**Short task:** Take the entries below and reproduce them word for word.

_ _ _ _ _

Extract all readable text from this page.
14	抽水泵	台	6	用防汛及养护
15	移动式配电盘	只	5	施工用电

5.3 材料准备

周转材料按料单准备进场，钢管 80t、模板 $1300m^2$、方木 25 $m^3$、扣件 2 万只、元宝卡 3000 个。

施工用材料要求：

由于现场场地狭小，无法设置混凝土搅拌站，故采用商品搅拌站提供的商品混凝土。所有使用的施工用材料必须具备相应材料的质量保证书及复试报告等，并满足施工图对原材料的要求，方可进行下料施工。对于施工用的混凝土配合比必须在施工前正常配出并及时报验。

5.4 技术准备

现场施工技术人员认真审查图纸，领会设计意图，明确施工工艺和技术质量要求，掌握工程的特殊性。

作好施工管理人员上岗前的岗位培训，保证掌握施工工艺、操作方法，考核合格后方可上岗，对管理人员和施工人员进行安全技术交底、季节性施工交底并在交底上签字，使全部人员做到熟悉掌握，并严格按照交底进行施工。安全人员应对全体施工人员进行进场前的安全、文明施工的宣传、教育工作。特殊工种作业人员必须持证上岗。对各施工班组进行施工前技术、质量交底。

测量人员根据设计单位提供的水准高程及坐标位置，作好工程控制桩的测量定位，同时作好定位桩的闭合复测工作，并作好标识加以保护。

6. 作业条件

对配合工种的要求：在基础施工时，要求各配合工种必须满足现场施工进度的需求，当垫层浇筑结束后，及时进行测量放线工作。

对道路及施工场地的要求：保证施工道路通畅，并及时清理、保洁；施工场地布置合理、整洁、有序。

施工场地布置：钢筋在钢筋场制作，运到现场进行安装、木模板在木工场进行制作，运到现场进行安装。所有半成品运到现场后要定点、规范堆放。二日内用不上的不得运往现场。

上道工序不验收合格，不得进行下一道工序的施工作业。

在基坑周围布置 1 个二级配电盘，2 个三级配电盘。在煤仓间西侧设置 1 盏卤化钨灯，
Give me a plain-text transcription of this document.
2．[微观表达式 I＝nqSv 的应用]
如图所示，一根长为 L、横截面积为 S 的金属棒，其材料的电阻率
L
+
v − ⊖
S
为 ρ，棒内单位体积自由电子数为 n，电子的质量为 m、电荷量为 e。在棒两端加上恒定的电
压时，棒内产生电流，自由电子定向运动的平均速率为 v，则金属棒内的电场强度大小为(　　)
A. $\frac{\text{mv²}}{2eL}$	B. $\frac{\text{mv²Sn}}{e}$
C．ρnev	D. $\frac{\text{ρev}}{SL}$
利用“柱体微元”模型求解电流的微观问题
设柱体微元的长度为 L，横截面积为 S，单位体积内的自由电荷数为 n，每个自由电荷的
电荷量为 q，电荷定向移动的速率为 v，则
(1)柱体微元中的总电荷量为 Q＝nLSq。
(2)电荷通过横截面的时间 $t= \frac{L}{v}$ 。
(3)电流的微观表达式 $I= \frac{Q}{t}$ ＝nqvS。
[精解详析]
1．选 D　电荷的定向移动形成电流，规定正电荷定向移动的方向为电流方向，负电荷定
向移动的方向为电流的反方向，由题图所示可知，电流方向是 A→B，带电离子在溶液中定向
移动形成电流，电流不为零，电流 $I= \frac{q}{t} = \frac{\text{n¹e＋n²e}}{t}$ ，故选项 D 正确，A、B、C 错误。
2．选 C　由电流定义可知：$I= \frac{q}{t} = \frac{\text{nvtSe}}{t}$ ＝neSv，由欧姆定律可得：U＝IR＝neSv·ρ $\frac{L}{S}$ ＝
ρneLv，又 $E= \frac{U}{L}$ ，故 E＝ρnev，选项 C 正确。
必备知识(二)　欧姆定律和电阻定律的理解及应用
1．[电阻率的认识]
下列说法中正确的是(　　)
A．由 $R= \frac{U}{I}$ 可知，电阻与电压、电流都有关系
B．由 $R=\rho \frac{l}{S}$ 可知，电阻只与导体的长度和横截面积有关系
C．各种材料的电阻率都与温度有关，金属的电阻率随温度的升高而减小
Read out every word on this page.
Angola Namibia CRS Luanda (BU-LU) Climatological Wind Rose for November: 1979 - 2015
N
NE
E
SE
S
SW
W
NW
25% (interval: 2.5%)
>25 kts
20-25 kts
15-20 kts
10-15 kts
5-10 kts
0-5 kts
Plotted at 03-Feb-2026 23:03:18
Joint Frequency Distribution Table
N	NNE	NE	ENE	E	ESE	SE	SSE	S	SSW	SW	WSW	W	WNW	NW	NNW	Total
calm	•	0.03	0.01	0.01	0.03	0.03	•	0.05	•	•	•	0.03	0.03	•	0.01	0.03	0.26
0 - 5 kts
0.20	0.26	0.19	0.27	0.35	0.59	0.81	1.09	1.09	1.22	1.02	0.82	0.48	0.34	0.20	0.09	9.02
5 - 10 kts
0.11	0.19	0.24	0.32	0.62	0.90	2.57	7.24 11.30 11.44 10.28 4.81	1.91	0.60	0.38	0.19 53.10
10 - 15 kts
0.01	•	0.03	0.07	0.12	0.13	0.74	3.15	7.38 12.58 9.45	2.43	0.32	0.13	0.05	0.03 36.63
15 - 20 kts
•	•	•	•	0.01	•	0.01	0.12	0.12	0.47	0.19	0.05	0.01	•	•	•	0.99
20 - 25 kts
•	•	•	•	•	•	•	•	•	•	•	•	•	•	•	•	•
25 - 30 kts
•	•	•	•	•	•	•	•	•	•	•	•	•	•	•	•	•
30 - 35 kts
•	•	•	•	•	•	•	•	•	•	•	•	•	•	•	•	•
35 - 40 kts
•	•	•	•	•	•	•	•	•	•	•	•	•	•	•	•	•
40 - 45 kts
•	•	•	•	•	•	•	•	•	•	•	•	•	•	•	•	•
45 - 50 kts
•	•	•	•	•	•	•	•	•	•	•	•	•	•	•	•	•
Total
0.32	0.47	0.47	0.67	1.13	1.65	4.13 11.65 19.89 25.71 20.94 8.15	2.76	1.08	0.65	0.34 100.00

_ _ _ _ _

**Correct answer:**
Extract all readable text from this page.
14	抽水泵	台	6	用防汛及养护
15	移动式配电盘	只	5	施工用电

5.3 材料准备

周转材料按料单准备进场，钢管 80t、模板 $1300m^2$、方木 25 $m^3$、扣件 2 万只、元宝卡 3000 个。

施工用材料要求：

由于现场场地狭小，无法设置混凝土搅拌站，故采用商品搅拌站提供的商品混凝土。所有使用的施工用材料必须具备相应材料的质量保证书及复试报告等，并满足施工图对原材料的要求，方可进行下料施工。对于施工用的混凝土配合比必须在施工前正常配出并及时报验。

5.4 技术准备

现场施工技术人员认真审查图纸，领会设计意图，明确施工工艺和技术质量要求，掌握工程的特殊性。

作好施工管理人员上岗前的岗位培训，保证掌握施工工艺、操作方法，考核合格后方可上岗，对管理人员和施工人员进行安全技术交底、季节性施工交底并在交底上签字，使全部人员做到熟悉掌握，并严格按照交底进行施工。安全人员应对全体施工人员进行进场前的安全、文明施工的宣传、教育工作。特殊工种作业人员必须持证上岗。对各施工班组进行施工前技术、质量交底。

测量人员根据设计单位提供的水准高程及坐标位置，作好工程控制桩的测量定位，同时作好定位桩的闭合复测工作，并作好标识加以保护。

6. 作业条件

对配合工种的要求：在基础施工时，要求各配合工种必须满足现场施工进度的需求，当垫层浇筑结束后，及时进行测量放线工作。

对道路及施工场地的要求：保证施工道路通畅，并及时清理、保洁；施工场地布置合理、整洁、有序。

施工场地布置：钢筋在钢筋场制作，运到现场进行安装、木模板在木工场进行制作，运到现场进行安装。所有半成品运到现场后要定点、规范堆放。二日内用不上的不得运往现场。

上道工序不验收合格，不得进行下一道工序的施工作业。

在基坑周围布置 1 个二级配电盘，2 个三级配电盘。在煤仓间西侧设置 1 盏卤化钨灯，
Give me a plain-text transcription of this document.
2．[微观表达式 I＝nqSv 的应用]
如图所示，一根长为 L、横截面积为 S 的金属棒，其材料的电阻率
L
+
v − ⊖
S
为 ρ，棒内单位体积自由电子数为 n，电子的质量为 m、电荷量为 e。在棒两端加上恒定的电
压时，棒内产生电流，自由电子定向运动的平均速率为 v，则金属棒内的电场强度大小为(　　)
A. $\frac{\text{mv²}}{2eL}$	B. $\frac{\text{mv²Sn}}{e}$
C．ρnev	D. $\frac{\text{ρev}}{SL}$
利用“柱体微元”模型求解电流的微观问题
设柱体微元的长度为 L，横截面积为 S，单位体积内的自由电荷数为 n，每个自由电荷的
电荷量为 q，电荷定向移动的速率为 v，则
(1)柱体微元中的总电荷量为 Q＝nLSq。
(2)电荷通过横截面的时间 $t= \frac{L}{v}$ 。
(3)电流的微观表达式 $I= \frac{Q}{t}$ ＝nqvS。
[精解详析]
1．选 D　电荷的定向移动形成电流，规定正电荷定向移动的方向为电流方向，负电荷定
向移动的方向为电流的反方向，由题图所示可知，电流方向是 A→B，带电离子在溶液中定向
移动形成电流，电流不为零，电流 $I= \frac{q}{t} = \frac{\text{n¹e＋n²e}}{t}$ ，故选项 D 正确，A、B、C 错误。
2．选 C　由电流定义可知：$I= \frac{q}{t} = \frac{\text{nvtSe}}{t}$ ＝neSv，由欧姆定律可得：U＝IR＝neSv·ρ $\frac{L}{S}$ ＝
ρneLv，又 $E= \frac{U}{L}$ ，故 E＝ρnev，选项 C 正确。
必备知识(二)　欧姆定律和电阻定律的理解及应用
1．[电阻率的认识]
下列说法中正确的是(　　)
A．由 $R= \frac{U}{I}$ 可知，电阻与电压、电流都有关系
B．由 $R=\rho \frac{l}{S}$ 可知，电阻只与导体的长度和横截面积有关系
C．各种材料的电阻率都与温度有关，金属的电阻率随温度的升高而减小
Read out every word on this page.
Angola Namibia CRS Luanda (BU-LU) Climatological Wind Rose for November: 1979 - 2015
N
NE
E
SE
S
SW
W
NW
25% (interval: 2.5%)
>25 kts
20-25 kts
15-20 kts
10-15 kts
5-10 kts
0-5 kts
Plotted at 03-Feb-2026 23:03:18
Joint Frequency Distribution Table
N	NNE	NE	ENE	E	ESE	SE	SSE	S	SSW	SW	WSW	W	WNW	NW	NNW	Total
calm	•	0.03	0.01	0.01	0.03	0.03	•	0.05	•	•	•	0.03	0.03	•	0.01	0.03	0.26
0 - 5 kts
0.20	0.26	0.19	0.27	0.35	0.59	0.81	1.09	1.09	1.22	1.02	0.82	0.48	0.34	0.20	0.09	9.02
5 - 10 kts
0.11	0.19	0.24	0.32	0.62	0.90	2.57	7.24 11.30 11.44 10.28 4.81	1.91	0.60	0.38	0.19 53.10
10 - 15 kts
0.01	•	0.03	0.07	0.12	0.13	0.74	3.15	7.38 12.58 9.45	2.43	0.32	0.13	0.05	0.03 36.63
15 - 20 kts
•	•	•	•	0.01	•	0.01	0.12	0.12	0.47	0.19	0.05	0.01	•	•	•	0.99
20 - 25 kts
•	•	•	•	•	•	•	•	•	•	•	•	•	•	•	•	•
25 - 30 kts
•	•	•	•	•	•	•	•	•	•	•	•	•	•	•	•	•
30 - 35 kts
•	•	•	•	•	•	•	•	•	•	•	•	•	•	•	•	•
35 - 40 kts
•	•	•	•	•	•	•	•	•	•	•	•	•	•	•	•	•
40 - 45 kts
•	•	•	•	•	•	•	•	•	•	•	•	•	•	•	•	•
45 - 50 kts
•	•	•	•	•	•	•	•	•	•	•	•	•	•	•	•	•
Total
0.32	0.47	0.47	0.67	1.13	1.65	4.13 11.65 19.89 25.71 20.94 8.15	2.76	1.08	0.65	0.34 100.00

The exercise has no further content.